Entries taken from a collection
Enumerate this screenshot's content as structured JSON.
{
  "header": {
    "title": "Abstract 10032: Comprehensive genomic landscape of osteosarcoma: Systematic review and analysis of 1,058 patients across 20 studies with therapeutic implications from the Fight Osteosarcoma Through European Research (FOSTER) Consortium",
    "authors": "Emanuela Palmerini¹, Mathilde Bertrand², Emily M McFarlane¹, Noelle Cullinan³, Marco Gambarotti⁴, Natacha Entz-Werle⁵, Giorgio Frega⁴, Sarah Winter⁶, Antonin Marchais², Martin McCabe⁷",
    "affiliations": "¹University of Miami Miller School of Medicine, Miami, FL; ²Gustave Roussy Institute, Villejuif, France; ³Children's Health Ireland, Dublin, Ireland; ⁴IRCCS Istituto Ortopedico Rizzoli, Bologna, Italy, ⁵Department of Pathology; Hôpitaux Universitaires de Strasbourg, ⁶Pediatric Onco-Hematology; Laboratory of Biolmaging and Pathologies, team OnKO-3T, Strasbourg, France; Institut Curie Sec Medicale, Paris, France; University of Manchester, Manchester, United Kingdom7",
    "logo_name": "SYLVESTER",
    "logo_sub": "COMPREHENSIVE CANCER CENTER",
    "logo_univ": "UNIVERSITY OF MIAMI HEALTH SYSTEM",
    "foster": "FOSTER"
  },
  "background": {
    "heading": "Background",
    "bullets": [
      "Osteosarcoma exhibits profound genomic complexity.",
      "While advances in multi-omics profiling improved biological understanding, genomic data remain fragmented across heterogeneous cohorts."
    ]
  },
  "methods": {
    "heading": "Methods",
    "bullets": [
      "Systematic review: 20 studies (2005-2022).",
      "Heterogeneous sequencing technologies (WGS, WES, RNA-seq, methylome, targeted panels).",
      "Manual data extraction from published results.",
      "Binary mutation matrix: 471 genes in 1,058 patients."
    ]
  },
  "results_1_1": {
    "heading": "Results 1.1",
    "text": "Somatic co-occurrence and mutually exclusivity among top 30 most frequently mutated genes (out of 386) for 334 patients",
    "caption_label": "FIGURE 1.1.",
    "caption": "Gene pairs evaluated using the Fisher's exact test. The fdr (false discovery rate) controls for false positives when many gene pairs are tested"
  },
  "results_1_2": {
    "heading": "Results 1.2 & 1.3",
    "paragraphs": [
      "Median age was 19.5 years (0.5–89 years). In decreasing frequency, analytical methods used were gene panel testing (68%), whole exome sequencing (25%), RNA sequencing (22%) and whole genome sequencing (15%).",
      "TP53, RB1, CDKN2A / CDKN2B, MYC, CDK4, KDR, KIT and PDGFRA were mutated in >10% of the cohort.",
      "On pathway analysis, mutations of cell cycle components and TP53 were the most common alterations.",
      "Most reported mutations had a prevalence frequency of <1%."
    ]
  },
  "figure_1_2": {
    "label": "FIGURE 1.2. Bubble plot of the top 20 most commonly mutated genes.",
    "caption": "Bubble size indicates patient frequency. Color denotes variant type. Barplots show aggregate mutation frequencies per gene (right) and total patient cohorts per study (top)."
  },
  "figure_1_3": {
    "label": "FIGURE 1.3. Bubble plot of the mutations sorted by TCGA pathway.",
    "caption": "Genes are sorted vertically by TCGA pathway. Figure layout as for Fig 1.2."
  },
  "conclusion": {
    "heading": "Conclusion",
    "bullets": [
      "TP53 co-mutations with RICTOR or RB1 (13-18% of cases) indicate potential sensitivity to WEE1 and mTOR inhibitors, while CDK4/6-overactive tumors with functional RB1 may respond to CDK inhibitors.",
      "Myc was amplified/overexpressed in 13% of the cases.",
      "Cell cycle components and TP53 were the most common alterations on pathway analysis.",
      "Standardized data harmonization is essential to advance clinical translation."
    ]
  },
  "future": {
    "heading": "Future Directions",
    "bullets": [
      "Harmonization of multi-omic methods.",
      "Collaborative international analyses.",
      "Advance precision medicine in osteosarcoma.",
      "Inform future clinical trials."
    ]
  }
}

*What the task asks:* Figure out how many lines in the entries above contain "pathway". Write only that number.

*Answer section:* 4